= DATASET CONTENT =
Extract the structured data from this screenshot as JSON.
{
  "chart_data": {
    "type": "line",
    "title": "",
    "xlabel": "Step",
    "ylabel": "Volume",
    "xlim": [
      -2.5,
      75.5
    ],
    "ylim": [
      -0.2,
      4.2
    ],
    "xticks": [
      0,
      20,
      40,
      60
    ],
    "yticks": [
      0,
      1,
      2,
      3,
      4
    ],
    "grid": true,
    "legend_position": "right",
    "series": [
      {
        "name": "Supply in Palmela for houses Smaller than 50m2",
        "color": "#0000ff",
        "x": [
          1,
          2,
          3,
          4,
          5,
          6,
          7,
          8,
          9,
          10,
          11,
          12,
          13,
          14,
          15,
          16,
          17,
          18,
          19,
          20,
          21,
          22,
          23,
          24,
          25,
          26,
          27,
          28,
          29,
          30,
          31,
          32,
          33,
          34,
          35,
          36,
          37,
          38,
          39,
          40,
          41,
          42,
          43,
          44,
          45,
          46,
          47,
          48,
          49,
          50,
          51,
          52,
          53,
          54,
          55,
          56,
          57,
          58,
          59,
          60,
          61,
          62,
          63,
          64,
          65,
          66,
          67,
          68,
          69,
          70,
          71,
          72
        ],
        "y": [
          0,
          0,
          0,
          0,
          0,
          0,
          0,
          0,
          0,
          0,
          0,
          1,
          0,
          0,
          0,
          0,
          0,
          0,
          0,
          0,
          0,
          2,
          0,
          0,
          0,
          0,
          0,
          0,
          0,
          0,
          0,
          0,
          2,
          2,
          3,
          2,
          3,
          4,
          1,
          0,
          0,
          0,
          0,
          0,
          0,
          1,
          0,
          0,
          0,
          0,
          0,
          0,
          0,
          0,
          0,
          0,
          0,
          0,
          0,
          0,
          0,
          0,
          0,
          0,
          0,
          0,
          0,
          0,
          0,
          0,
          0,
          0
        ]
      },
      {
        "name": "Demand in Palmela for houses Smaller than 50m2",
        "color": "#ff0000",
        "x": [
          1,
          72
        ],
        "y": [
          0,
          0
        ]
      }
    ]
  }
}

= YOUR OBJECTIVE =
Restate every record exactly, leaving nothing out.

= SOLUTION =
Extract the structured data from this screenshot as JSON.
{
  "chart_data": {
    "type": "line",
    "title": "",
    "xlabel": "Step",
    "ylabel": "Volume",
    "xlim": [
      -2.5,
      75.5
    ],
    "ylim": [
      -0.2,
      4.2
    ],
    "xticks": [
      0,
      20,
      40,
      60
    ],
    "yticks": [
      0,
      1,
      2,
      3,
      4
    ],
    "grid": true,
    "legend_position": "right",
    "series": [
      {
        "name": "Supply in Palmela for houses Smaller than 50m2",
        "color": "#0000ff",
        "x": [
          1,
          2,
          3,
          4,
          5,
          6,
          7,
          8,
          9,
          10,
          11,
          12,
          13,
          14,
          15,
          16,
          17,
          18,
          19,
          20,
          21,
          22,
          23,
          24,
          25,
          26,
          27,
          28,
          29,
          30,
          31,
          32,
          33,
          34,
          35,
          36,
          37,
          38,
          39,
          40,
          41,
          42,
          43,
          44,
          45,
          46,
          47,
          48,
          49,
          50,
          51,
          52,
          53,
          54,
          55,
          56,
          57,
          58,
          59,
          60,
          61,
          62,
          63,
          64,
          65,
          66,
          67,
          68,
          69,
          70,
          71,
          72
        ],
        "y": [
          0,
          0,
          0,
          0,
          0,
          0,
          0,
          0,
          0,
          0,
          0,
          1,
          0,
          0,
          0,
          0,
          0,
          0,
          0,
          0,
          0,
          2,
          0,
          0,
          0,
          0,
          0,
          0,
          0,
          0,
          0,
          0,
          2,
          2,
          3,
          2,
          3,
          4,
          1,
          0,
          0,
          0,
          0,
          0,
          0,
          1,
          0,
          0,
          0,
          0,
          0,
          0,
          0,
          0,
          0,
          0,
          0,
          0,
          0,
          0,
          0,
          0,
          0,
          0,
          0,
          0,
          0,
          0,
          0,
          0,
          0,
          0
        ]
      },
      {
        "name": "Demand in Palmela for houses Smaller than 50m2",
        "color": "#ff0000",
        "x": [
          1,
          72
        ],
        "y": [
          0,
          0
        ]
      }
    ]
  }
}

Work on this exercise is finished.